* _WORK TO DO_
All of the material below is to be repeated exactly.

* _DATA FOR THIS TASK_
□ □ □

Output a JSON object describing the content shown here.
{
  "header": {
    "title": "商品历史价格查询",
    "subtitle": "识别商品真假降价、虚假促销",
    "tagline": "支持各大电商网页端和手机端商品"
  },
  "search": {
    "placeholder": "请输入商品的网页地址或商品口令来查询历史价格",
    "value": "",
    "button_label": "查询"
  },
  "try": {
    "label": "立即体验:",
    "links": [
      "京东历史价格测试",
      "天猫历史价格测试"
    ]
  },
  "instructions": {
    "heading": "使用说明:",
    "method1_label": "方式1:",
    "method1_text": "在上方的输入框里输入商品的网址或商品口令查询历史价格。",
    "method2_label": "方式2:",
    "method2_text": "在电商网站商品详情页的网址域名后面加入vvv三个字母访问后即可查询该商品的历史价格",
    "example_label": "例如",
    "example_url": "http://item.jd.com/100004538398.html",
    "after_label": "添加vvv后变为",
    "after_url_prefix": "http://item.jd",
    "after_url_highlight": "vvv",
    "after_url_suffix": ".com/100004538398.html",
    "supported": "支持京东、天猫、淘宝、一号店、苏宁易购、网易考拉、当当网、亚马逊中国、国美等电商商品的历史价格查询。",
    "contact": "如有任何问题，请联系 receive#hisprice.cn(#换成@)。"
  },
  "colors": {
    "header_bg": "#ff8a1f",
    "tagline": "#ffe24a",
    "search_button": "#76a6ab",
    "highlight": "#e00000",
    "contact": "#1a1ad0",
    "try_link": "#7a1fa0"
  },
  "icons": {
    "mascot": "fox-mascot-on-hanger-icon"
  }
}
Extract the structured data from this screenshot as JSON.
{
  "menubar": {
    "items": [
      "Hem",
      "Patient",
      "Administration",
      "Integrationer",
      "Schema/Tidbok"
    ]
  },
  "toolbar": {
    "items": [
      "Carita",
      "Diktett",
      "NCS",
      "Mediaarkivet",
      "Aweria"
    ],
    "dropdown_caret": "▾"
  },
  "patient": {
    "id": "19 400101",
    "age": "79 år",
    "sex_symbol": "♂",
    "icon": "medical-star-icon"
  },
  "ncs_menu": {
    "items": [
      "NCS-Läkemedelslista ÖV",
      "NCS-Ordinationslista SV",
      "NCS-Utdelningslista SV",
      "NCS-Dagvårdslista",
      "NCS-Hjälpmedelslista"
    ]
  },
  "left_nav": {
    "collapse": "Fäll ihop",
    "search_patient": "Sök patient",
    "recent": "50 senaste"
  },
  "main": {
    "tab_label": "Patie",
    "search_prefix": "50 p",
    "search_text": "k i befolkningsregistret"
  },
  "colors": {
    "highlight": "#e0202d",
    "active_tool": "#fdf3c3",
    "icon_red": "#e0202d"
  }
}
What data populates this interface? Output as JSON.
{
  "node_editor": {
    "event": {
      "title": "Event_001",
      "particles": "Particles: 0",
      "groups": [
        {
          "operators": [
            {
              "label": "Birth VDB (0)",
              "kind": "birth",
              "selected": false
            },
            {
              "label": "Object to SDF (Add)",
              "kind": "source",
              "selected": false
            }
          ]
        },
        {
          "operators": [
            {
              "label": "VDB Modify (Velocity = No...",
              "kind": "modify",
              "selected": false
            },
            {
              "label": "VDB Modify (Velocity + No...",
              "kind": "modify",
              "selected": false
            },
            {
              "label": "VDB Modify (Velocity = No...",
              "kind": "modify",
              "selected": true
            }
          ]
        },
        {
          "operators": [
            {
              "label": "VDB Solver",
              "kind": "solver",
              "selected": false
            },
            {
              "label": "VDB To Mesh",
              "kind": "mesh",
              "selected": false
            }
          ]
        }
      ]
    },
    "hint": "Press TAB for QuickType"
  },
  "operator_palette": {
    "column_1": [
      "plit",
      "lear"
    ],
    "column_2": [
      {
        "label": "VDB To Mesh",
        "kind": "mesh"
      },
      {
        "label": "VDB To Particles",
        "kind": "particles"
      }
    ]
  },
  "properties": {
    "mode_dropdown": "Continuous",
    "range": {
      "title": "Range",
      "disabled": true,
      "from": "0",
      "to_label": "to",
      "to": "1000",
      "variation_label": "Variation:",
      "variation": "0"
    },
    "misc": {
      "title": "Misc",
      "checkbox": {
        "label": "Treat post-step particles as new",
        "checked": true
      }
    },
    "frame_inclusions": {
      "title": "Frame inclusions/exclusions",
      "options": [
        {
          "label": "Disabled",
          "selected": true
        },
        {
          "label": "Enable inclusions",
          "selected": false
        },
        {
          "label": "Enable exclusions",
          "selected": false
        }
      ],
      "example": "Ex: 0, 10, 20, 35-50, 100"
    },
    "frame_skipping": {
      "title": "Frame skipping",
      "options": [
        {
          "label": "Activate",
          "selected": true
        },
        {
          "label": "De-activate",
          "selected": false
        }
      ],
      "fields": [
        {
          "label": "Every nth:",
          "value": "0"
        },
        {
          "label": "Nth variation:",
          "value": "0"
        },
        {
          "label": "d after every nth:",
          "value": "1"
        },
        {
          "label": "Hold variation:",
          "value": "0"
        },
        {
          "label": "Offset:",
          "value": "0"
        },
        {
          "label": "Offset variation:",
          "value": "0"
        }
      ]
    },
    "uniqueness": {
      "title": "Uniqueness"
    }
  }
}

□ □ □

* _ANSWER TO THIS TASK_
Output a JSON object describing the content shown here.
{
  "header": {
    "title": "商品历史价格查询",
    "subtitle": "识别商品真假降价、虚假促销",
    "tagline": "支持各大电商网页端和手机端商品"
  },
  "search": {
    "placeholder": "请输入商品的网页地址或商品口令来查询历史价格",
    "value": "",
    "button_label": "查询"
  },
  "try": {
    "label": "立即体验:",
    "links": [
      "京东历史价格测试",
      "天猫历史价格测试"
    ]
  },
  "instructions": {
    "heading": "使用说明:",
    "method1_label": "方式1:",
    "method1_text": "在上方的输入框里输入商品的网址或商品口令查询历史价格。",
    "method2_label": "方式2:",
    "method2_text": "在电商网站商品详情页的网址域名后面加入vvv三个字母访问后即可查询该商品的历史价格",
    "example_label": "例如",
    "example_url": "http://item.jd.com/100004538398.html",
    "after_label": "添加vvv后变为",
    "after_url_prefix": "http://item.jd",
    "after_url_highlight": "vvv",
    "after_url_suffix": ".com/100004538398.html",
    "supported": "支持京东、天猫、淘宝、一号店、苏宁易购、网易考拉、当当网、亚马逊中国、国美等电商商品的历史价格查询。",
    "contact": "如有任何问题，请联系 receive#hisprice.cn(#换成@)。"
  },
  "colors": {
    "header_bg": "#ff8a1f",
    "tagline": "#ffe24a",
    "search_button": "#76a6ab",
    "highlight": "#e00000",
    "contact": "#1a1ad0",
    "try_link": "#7a1fa0"
  },
  "icons": {
    "mascot": "fox-mascot-on-hanger-icon"
  }
}
Extract the structured data from this screenshot as JSON.
{
  "menubar": {
    "items": [
      "Hem",
      "Patient",
      "Administration",
      "Integrationer",
      "Schema/Tidbok"
    ]
  },
  "toolbar": {
    "items": [
      "Carita",
      "Diktett",
      "NCS",
      "Mediaarkivet",
      "Aweria"
    ],
    "dropdown_caret": "▾"
  },
  "patient": {
    "id": "19 400101",
    "age": "79 år",
    "sex_symbol": "♂",
    "icon": "medical-star-icon"
  },
  "ncs_menu": {
    "items": [
      "NCS-Läkemedelslista ÖV",
      "NCS-Ordinationslista SV",
      "NCS-Utdelningslista SV",
      "NCS-Dagvårdslista",
      "NCS-Hjälpmedelslista"
    ]
  },
  "left_nav": {
    "collapse": "Fäll ihop",
    "search_patient": "Sök patient",
    "recent": "50 senaste"
  },
  "main": {
    "tab_label": "Patie",
    "search_prefix": "50 p",
    "search_text": "k i befolkningsregistret"
  },
  "colors": {
    "highlight": "#e0202d",
    "active_tool": "#fdf3c3",
    "icon_red": "#e0202d"
  }
}
What data populates this interface? Output as JSON.
{
  "node_editor": {
    "event": {
      "title": "Event_001",
      "particles": "Particles: 0",
      "groups": [
        {
          "operators": [
            {
              "label": "Birth VDB (0)",
              "kind": "birth",
              "selected": false
            },
            {
              "label": "Object to SDF (Add)",
              "kind": "source",
              "selected": false
            }
          ]
        },
        {
          "operators": [
            {
              "label": "VDB Modify (Velocity = No...",
              "kind": "modify",
              "selected": false
            },
            {
              "label": "VDB Modify (Velocity + No...",
              "kind": "modify",
              "selected": false
            },
            {
              "label": "VDB Modify (Velocity = No...",
              "kind": "modify",
              "selected": true
            }
          ]
        },
        {
          "operators": [
            {
              "label": "VDB Solver",
              "kind": "solver",
              "selected": false
            },
            {
              "label": "VDB To Mesh",
              "kind": "mesh",
              "selected": false
            }
          ]
        }
      ]
    },
    "hint": "Press TAB for QuickType"
  },
  "operator_palette": {
    "column_1": [
      "plit",
      "lear"
    ],
    "column_2": [
      {
        "label": "VDB To Mesh",
        "kind": "mesh"
      },
      {
        "label": "VDB To Particles",
        "kind": "particles"
      }
    ]
  },
  "properties": {
    "mode_dropdown": "Continuous",
    "range": {
      "title": "Range",
      "disabled": true,
      "from": "0",
      "to_label": "to",
      "to": "1000",
      "variation_label": "Variation:",
      "variation": "0"
    },
    "misc": {
      "title": "Misc",
      "checkbox": {
        "label": "Treat post-step particles as new",
        "checked": true
      }
    },
    "frame_inclusions": {
      "title": "Frame inclusions/exclusions",
      "options": [
        {
          "label": "Disabled",
          "selected": true
        },
        {
          "label": "Enable inclusions",
          "selected": false
        },
        {
          "label": "Enable exclusions",
          "selected": false
        }
      ],
      "example": "Ex: 0, 10, 20, 35-50, 100"
    },
    "frame_skipping": {
      "title": "Frame skipping",
      "options": [
        {
          "label": "Activate",
          "selected": true
        },
        {
          "label": "De-activate",
          "selected": false
        }
      ],
      "fields": [
        {
          "label": "Every nth:",
          "value": "0"
        },
        {
          "label": "Nth variation:",
          "value": "0"
        },
        {
          "label": "d after every nth:",
          "value": "1"
        },
        {
          "label": "Hold variation:",
          "value": "0"
        },
        {
          "label": "Offset:",
          "value": "0"
        },
        {
          "label": "Offset variation:",
          "value": "0"
        }
      ]
    },
    "uniqueness": {
      "title": "Uniqueness"
    }
  }
}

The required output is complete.